Data extract:

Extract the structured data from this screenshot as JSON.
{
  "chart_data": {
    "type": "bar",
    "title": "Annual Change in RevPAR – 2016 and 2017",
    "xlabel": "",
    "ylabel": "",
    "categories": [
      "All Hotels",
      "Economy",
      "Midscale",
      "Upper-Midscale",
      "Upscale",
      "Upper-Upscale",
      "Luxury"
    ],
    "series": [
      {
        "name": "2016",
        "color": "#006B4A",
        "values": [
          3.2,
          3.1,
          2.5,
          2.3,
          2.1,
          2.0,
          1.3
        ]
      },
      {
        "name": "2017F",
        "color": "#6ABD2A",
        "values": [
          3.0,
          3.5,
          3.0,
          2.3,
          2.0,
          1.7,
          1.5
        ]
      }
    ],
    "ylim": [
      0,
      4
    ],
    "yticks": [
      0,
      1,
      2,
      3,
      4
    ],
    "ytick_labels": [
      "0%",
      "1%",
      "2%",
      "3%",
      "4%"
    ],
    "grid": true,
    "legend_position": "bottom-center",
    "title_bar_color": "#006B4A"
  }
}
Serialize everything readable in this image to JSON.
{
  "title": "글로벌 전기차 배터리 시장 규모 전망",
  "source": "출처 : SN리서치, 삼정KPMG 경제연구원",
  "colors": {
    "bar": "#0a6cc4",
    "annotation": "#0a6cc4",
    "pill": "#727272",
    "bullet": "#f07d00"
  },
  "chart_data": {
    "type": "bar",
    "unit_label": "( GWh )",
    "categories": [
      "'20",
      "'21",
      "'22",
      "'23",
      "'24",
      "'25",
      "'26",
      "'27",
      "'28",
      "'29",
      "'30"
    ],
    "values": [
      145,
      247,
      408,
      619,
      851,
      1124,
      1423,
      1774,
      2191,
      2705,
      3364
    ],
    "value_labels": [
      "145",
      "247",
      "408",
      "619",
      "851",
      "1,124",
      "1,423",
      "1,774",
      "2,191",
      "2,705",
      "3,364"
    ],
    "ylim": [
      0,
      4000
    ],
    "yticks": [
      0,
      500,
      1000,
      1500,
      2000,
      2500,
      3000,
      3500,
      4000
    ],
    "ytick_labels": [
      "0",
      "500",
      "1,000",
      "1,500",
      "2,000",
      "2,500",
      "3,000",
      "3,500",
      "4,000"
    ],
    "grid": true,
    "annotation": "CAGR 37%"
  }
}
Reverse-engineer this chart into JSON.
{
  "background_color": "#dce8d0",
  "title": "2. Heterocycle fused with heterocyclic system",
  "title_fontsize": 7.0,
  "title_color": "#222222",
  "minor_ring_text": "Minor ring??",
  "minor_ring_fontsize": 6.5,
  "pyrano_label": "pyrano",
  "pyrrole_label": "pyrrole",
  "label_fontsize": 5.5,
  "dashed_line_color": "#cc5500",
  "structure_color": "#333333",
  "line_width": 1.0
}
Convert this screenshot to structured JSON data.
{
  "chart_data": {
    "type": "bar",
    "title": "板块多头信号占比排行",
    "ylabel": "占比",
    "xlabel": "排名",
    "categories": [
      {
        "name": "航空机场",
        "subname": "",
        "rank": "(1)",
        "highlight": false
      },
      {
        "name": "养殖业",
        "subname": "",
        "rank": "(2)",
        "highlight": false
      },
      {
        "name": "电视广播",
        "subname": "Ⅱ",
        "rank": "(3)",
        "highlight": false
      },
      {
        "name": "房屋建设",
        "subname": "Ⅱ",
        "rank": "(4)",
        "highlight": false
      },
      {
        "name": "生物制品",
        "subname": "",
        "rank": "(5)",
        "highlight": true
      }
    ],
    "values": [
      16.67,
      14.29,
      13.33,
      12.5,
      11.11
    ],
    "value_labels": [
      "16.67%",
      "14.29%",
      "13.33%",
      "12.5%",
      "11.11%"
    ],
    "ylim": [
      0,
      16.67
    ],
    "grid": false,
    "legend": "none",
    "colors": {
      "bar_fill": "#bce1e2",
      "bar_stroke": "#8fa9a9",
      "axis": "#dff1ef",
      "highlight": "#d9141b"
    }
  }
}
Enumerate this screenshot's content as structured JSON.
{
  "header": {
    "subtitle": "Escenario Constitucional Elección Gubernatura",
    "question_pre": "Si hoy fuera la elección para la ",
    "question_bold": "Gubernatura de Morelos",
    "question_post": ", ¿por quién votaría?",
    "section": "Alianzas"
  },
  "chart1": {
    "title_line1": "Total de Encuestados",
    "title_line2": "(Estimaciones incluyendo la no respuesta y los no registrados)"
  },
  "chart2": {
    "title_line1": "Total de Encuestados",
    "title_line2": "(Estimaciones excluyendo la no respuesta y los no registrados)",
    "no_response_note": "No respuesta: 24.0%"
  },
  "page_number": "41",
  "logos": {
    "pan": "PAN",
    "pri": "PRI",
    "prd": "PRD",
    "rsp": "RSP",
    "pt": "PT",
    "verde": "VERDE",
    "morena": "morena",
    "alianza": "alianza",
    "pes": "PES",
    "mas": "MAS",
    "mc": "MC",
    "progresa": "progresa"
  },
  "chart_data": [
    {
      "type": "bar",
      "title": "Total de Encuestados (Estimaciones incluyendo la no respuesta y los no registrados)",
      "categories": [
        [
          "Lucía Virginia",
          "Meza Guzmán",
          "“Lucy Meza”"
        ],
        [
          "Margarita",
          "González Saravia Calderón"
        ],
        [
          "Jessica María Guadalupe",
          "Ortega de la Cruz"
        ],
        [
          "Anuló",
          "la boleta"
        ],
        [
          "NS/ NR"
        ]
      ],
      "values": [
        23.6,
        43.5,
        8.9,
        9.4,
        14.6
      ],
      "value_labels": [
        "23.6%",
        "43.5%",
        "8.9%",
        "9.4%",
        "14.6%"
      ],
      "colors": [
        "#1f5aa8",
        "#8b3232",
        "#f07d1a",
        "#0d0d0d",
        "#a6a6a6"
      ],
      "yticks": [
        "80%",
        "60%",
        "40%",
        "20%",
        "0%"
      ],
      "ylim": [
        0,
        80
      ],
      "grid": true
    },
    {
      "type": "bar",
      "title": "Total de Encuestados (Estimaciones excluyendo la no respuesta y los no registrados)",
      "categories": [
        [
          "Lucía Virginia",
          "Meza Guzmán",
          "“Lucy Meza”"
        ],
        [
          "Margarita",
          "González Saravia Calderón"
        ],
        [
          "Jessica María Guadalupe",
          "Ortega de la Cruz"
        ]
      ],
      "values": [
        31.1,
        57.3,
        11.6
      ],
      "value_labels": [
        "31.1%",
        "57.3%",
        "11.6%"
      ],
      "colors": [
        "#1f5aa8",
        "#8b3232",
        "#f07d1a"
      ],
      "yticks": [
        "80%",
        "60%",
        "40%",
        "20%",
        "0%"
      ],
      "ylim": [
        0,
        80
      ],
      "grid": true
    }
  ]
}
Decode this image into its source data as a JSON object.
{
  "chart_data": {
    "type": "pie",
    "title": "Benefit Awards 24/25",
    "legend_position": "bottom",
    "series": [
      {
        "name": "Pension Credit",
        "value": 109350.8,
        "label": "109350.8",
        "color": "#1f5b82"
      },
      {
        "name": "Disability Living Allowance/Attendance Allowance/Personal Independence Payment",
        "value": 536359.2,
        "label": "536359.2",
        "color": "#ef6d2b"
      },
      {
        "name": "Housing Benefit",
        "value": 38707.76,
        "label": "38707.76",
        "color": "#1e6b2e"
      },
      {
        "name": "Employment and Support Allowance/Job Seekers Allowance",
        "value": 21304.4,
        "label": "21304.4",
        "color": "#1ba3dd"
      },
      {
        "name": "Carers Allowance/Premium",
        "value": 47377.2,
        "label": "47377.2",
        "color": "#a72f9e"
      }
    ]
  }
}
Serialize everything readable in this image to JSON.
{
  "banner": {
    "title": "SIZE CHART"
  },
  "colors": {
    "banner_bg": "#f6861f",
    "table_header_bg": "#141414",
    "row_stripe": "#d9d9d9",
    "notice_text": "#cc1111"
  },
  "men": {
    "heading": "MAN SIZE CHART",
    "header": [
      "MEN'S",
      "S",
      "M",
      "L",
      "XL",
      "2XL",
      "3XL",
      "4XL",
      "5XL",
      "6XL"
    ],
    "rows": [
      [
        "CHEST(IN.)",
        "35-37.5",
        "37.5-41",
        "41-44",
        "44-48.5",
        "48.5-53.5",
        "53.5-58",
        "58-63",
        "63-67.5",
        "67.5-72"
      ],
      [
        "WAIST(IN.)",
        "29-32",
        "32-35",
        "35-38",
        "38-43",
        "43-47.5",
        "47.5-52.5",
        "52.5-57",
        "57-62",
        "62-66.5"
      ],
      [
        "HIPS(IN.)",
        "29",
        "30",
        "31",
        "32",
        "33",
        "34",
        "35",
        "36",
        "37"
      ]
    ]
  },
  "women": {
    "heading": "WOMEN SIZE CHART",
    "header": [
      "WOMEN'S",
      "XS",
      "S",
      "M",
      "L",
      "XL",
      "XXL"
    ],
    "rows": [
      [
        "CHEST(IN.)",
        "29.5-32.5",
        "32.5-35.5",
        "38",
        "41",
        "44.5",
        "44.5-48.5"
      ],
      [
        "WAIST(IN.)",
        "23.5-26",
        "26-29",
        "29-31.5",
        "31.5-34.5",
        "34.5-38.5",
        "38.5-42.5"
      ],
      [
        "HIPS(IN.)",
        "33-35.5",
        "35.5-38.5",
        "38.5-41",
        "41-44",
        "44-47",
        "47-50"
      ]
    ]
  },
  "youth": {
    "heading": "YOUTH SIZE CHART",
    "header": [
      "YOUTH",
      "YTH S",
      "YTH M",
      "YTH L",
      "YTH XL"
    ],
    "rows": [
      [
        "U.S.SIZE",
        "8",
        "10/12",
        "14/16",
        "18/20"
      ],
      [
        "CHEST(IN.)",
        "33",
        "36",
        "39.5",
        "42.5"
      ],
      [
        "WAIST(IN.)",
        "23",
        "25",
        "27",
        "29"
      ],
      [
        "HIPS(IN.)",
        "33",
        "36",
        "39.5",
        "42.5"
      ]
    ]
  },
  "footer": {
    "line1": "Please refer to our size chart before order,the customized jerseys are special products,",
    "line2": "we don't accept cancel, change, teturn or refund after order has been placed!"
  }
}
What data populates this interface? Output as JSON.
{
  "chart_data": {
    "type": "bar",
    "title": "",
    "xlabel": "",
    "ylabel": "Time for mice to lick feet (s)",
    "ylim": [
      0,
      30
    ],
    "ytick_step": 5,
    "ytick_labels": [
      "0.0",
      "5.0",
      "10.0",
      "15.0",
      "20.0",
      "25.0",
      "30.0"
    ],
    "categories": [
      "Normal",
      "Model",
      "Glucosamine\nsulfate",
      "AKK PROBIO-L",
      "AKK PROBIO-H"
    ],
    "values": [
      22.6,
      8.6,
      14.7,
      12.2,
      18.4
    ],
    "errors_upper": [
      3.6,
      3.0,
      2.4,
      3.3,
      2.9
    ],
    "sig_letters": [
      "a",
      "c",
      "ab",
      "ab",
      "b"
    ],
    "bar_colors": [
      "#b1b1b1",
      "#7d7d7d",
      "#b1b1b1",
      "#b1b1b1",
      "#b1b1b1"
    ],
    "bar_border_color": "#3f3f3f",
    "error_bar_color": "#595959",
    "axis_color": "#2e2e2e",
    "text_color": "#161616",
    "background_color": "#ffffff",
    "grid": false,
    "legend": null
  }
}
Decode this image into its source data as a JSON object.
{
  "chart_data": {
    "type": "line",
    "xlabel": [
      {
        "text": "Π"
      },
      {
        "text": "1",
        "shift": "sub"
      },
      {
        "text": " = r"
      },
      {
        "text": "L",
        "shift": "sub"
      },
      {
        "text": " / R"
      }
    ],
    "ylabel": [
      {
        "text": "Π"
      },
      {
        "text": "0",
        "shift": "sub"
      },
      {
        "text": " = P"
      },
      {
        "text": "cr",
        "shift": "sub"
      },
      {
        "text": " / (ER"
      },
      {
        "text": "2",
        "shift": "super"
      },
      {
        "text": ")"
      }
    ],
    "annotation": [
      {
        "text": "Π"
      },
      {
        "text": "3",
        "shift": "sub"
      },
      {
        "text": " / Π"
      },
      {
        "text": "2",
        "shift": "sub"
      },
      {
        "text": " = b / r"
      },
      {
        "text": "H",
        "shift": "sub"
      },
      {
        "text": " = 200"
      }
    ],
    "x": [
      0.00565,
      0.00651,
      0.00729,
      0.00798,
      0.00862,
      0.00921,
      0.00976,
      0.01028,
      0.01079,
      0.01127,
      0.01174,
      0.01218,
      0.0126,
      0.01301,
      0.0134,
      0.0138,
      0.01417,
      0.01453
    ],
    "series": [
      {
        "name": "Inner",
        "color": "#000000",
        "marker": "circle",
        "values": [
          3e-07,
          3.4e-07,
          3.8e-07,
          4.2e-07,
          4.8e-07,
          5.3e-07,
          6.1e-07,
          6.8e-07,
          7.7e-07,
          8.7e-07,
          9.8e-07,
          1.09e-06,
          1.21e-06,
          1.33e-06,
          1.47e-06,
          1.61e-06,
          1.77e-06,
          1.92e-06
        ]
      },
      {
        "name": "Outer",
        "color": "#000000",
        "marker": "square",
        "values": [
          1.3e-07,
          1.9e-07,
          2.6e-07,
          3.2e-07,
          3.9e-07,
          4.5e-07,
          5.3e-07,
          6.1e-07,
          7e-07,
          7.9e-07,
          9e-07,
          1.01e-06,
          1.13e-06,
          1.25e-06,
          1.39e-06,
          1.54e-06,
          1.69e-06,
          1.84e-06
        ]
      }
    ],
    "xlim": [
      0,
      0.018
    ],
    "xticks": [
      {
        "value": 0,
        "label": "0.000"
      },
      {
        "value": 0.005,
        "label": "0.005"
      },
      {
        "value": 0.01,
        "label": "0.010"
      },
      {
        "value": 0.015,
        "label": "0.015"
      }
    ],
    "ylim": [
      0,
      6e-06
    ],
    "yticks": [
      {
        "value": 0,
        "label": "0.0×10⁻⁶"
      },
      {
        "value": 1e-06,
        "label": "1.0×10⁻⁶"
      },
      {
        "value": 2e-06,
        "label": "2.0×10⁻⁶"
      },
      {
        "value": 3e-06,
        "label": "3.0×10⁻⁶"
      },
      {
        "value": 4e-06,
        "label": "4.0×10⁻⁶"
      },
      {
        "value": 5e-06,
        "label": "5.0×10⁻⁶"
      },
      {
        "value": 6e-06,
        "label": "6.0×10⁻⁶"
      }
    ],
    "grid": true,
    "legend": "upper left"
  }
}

Problem to work on: Go through the records and copy each line with "Encuestados" in it.

Task response:
    "title_line1": "Total de Encuestados",
    "title_line1": "Total de Encuestados",
      "title": "Total de Encuestados (Estimaciones incluyendo la no respuesta y los no registrados)",
      "title": "Total de Encuestados (Estimaciones excluyendo la no respuesta y los no registrados)",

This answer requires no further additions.